TASK TO CARRY OUT: Copy out the records in full, word for word, without pictures.

****

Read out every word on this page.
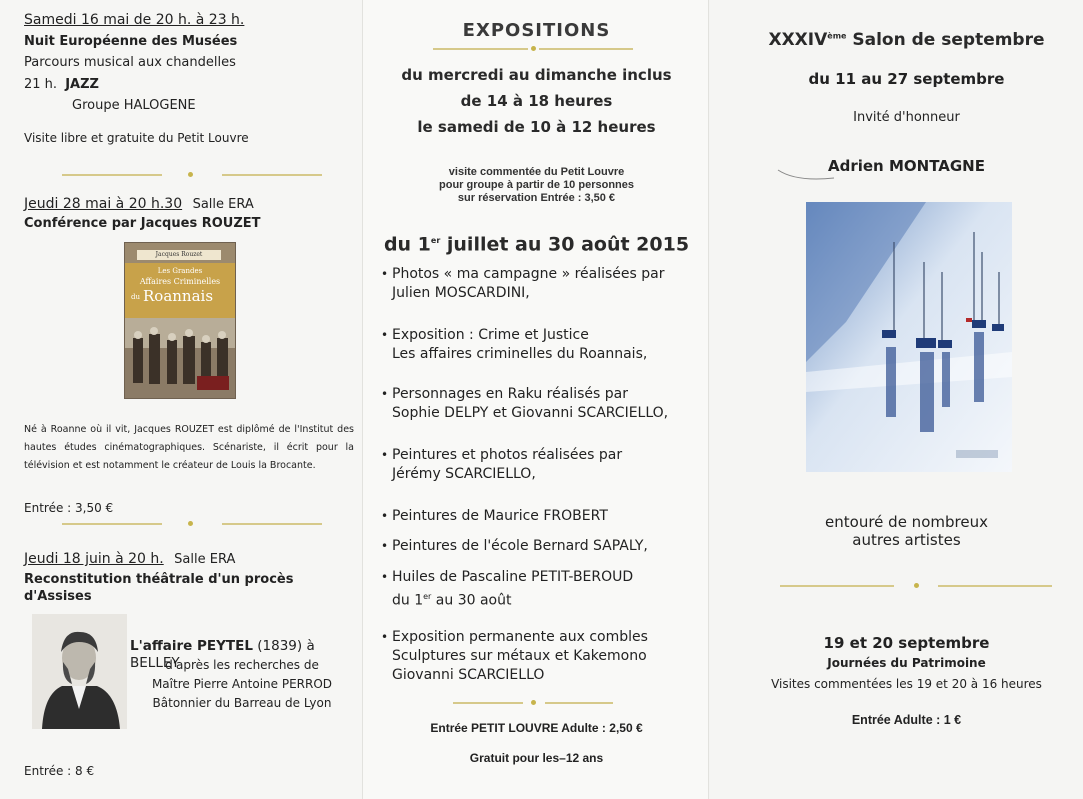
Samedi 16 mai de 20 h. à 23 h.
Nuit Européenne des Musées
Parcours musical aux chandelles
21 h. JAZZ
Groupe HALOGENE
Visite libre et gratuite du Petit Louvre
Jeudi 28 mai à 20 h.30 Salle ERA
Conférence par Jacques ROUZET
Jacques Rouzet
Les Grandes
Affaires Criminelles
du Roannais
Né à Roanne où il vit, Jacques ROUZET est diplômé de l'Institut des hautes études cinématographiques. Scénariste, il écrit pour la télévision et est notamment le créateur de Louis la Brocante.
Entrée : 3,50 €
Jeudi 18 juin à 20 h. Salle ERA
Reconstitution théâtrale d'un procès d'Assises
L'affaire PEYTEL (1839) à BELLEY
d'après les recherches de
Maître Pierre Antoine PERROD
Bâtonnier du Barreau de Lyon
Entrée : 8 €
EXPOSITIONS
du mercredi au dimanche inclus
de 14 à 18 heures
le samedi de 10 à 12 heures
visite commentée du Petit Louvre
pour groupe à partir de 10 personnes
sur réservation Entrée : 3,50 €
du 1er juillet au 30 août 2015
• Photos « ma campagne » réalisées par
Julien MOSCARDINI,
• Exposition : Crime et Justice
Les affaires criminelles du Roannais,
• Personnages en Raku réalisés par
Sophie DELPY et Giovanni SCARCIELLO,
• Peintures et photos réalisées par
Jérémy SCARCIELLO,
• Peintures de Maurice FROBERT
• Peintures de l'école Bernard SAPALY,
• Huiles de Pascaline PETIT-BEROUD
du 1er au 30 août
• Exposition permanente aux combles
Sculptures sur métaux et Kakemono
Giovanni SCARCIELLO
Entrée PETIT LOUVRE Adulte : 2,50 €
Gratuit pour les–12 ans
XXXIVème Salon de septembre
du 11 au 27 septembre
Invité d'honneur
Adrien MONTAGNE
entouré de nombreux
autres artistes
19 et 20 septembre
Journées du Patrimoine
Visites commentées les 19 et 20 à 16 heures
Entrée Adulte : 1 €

****

RIGHT ANSWER:
Read out every word on this page.
Samedi 16 mai de 20 h. à 23 h.
Nuit Européenne des Musées
Parcours musical aux chandelles
21 h. JAZZ
Groupe HALOGENE
Visite libre et gratuite du Petit Louvre
Jeudi 28 mai à 20 h.30 Salle ERA
Conférence par Jacques ROUZET
Jacques Rouzet
Les Grandes
Affaires Criminelles
du Roannais
Né à Roanne où il vit, Jacques ROUZET est diplômé de l'Institut des hautes études cinématographiques. Scénariste, il écrit pour la télévision et est notamment le créateur de Louis la Brocante.
Entrée : 3,50 €
Jeudi 18 juin à 20 h. Salle ERA
Reconstitution théâtrale d'un procès d'Assises
L'affaire PEYTEL (1839) à BELLEY
d'après les recherches de
Maître Pierre Antoine PERROD
Bâtonnier du Barreau de Lyon
Entrée : 8 €
EXPOSITIONS
du mercredi au dimanche inclus
de 14 à 18 heures
le samedi de 10 à 12 heures
visite commentée du Petit Louvre
pour groupe à partir de 10 personnes
sur réservation Entrée : 3,50 €
du 1er juillet au 30 août 2015
• Photos « ma campagne » réalisées par
Julien MOSCARDINI,
• Exposition : Crime et Justice
Les affaires criminelles du Roannais,
• Personnages en Raku réalisés par
Sophie DELPY et Giovanni SCARCIELLO,
• Peintures et photos réalisées par
Jérémy SCARCIELLO,
• Peintures de Maurice FROBERT
• Peintures de l'école Bernard SAPALY,
• Huiles de Pascaline PETIT-BEROUD
du 1er au 30 août
• Exposition permanente aux combles
Sculptures sur métaux et Kakemono
Giovanni SCARCIELLO
Entrée PETIT LOUVRE Adulte : 2,50 €
Gratuit pour les–12 ans
XXXIVème Salon de septembre
du 11 au 27 septembre
Invité d'honneur
Adrien MONTAGNE
entouré de nombreux
autres artistes
19 et 20 septembre
Journées du Patrimoine
Visites commentées les 19 et 20 à 16 heures
Entrée Adulte : 1 €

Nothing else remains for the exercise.